What is being asked: Copy each line holding the string "şartlara".

Input records:
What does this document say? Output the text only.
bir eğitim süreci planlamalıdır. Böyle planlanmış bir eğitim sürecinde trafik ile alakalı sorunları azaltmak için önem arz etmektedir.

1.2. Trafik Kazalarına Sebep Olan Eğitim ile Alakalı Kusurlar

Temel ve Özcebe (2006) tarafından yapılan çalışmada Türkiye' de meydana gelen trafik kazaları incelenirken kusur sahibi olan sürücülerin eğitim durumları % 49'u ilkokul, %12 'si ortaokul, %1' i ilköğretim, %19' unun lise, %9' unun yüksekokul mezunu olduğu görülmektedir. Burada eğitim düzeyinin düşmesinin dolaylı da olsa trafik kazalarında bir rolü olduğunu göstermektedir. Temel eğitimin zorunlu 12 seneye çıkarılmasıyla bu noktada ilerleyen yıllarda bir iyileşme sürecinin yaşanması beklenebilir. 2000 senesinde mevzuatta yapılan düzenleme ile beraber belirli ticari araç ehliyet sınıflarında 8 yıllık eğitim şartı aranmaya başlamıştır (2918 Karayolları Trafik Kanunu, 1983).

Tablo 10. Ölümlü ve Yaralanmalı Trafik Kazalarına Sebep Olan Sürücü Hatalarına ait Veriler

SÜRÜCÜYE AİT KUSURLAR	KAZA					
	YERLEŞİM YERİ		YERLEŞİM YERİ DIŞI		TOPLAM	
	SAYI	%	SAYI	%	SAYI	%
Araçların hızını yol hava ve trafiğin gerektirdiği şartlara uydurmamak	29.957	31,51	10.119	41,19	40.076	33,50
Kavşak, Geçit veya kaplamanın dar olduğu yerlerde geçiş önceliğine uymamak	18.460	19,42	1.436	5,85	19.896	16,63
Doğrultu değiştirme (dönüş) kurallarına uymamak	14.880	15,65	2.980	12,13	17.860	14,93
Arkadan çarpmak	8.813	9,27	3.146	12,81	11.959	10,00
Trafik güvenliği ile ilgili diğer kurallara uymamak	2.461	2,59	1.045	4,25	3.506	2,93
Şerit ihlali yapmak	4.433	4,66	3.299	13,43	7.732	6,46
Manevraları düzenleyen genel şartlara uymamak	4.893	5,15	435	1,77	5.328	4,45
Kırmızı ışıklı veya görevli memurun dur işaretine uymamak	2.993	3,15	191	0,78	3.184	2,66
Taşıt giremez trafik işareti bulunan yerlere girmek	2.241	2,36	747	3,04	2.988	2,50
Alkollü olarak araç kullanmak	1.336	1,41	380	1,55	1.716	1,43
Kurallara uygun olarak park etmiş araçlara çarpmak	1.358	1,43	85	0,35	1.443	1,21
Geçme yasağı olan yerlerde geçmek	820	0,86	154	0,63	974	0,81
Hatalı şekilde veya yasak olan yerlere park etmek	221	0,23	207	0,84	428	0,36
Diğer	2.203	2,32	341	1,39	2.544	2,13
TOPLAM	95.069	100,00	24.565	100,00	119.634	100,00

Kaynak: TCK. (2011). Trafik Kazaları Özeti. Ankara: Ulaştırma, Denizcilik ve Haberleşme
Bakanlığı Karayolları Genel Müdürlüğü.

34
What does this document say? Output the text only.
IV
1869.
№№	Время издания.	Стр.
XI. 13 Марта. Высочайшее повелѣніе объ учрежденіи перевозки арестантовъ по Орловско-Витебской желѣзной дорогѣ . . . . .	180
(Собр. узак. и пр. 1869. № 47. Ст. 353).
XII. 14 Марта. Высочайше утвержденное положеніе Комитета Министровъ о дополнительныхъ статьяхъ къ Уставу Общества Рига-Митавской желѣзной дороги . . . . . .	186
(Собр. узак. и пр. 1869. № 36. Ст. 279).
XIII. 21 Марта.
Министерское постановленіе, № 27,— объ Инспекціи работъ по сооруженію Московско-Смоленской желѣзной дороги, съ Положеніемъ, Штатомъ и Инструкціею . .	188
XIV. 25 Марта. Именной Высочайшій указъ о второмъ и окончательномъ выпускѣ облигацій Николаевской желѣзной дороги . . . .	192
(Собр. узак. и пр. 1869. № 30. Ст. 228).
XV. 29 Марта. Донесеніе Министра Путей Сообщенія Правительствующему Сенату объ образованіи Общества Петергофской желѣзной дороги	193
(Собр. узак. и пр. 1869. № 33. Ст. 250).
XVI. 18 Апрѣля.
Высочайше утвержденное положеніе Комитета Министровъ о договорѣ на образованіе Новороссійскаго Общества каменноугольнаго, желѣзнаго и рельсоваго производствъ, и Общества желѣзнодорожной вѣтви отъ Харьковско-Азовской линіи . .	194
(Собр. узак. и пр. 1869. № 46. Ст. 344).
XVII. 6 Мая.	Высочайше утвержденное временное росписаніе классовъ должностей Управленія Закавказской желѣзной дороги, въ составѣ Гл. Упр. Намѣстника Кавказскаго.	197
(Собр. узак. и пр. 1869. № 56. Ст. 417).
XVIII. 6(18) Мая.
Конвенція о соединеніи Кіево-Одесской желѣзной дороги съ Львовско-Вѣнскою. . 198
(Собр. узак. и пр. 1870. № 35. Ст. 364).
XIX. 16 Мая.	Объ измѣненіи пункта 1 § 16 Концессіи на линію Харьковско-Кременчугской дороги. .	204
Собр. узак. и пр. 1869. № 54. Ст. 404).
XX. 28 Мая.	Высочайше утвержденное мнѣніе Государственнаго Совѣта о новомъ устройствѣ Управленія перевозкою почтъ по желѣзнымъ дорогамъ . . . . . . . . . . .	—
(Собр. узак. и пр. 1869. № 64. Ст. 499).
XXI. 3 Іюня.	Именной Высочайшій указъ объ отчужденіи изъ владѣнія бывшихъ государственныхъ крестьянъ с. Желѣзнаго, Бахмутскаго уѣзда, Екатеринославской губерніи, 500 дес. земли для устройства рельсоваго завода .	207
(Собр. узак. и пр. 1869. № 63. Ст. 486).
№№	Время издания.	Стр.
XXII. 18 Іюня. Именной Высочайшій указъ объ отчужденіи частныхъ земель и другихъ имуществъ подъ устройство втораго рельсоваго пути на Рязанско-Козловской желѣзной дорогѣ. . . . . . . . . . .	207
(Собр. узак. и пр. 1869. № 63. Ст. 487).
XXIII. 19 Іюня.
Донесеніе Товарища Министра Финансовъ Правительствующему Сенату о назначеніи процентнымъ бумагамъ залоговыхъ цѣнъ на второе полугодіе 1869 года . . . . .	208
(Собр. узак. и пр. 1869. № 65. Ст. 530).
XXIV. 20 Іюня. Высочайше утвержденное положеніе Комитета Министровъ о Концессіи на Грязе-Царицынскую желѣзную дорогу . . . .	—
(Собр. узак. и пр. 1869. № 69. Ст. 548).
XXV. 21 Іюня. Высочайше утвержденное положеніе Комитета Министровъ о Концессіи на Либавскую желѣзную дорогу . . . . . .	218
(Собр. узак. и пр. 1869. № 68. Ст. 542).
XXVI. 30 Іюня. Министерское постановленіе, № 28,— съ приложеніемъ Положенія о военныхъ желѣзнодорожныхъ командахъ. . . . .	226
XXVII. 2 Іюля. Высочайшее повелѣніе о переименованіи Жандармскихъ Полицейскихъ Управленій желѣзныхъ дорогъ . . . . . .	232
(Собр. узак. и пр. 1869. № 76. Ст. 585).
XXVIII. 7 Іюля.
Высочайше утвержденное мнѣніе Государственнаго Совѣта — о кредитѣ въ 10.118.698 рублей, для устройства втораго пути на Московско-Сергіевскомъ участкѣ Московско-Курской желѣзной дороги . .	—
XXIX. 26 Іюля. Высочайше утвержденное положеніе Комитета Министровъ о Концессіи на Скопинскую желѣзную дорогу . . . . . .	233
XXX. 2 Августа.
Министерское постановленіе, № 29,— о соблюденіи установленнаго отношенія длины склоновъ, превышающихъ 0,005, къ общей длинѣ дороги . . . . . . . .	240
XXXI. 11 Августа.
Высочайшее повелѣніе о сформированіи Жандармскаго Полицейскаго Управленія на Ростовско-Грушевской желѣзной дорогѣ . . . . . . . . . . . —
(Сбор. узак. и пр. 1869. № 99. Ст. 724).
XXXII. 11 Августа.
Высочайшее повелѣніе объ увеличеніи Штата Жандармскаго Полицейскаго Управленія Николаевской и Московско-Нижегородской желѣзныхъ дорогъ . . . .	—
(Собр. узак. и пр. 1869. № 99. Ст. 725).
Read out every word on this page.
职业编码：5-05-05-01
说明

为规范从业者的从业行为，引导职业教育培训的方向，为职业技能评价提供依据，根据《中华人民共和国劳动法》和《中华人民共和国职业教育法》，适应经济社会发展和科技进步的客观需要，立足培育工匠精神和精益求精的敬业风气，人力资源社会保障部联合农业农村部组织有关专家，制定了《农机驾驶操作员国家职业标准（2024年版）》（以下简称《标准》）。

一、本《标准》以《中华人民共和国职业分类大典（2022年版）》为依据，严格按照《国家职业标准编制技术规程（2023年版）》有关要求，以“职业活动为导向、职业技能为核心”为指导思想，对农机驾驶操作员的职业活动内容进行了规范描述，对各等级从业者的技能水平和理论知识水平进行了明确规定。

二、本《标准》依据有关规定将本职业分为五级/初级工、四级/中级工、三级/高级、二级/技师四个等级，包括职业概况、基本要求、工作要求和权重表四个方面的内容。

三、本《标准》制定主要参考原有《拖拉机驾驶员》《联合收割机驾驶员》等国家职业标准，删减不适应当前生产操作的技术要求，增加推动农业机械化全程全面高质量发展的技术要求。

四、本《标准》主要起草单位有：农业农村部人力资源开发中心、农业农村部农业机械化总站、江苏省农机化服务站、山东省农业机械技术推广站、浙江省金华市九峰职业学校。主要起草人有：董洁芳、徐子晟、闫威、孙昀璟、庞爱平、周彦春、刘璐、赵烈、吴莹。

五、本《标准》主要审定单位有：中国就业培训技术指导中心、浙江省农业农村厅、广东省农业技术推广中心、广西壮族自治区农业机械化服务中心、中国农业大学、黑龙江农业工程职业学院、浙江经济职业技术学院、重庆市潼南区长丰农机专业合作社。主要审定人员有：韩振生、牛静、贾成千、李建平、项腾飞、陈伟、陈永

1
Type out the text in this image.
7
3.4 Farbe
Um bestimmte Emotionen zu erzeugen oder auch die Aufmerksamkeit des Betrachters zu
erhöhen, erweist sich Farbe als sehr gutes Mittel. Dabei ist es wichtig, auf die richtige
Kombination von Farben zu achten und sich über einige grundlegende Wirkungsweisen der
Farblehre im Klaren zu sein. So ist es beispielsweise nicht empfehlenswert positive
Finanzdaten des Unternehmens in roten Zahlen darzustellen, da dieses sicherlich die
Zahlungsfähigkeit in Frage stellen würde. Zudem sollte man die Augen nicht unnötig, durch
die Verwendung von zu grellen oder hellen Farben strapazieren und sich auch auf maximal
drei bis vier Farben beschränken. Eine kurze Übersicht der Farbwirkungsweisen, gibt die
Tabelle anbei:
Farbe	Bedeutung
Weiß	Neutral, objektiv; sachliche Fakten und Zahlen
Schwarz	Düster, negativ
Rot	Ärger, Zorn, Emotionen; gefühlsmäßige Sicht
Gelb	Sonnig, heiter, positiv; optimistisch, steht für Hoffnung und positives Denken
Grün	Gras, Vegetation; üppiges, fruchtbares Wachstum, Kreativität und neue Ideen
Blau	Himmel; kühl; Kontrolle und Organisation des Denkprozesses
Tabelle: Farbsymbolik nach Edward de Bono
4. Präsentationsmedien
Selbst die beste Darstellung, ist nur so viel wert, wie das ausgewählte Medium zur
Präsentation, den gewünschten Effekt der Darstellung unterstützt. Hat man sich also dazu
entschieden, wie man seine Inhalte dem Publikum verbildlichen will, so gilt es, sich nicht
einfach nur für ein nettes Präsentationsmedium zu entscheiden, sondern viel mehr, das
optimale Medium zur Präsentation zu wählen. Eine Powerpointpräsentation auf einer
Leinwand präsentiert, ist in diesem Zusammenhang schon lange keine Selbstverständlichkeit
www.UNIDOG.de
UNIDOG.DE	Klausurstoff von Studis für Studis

Completed exercise:
Araçların hızını yol hava ve trafiğin gerektirdiği şartlara uydurmamak	29.957	31,51	10.119	41,19	40.076	33,50
Manevraları düzenleyen genel şartlara uymamak	4.893	5,15	435	1,77	5.328	4,45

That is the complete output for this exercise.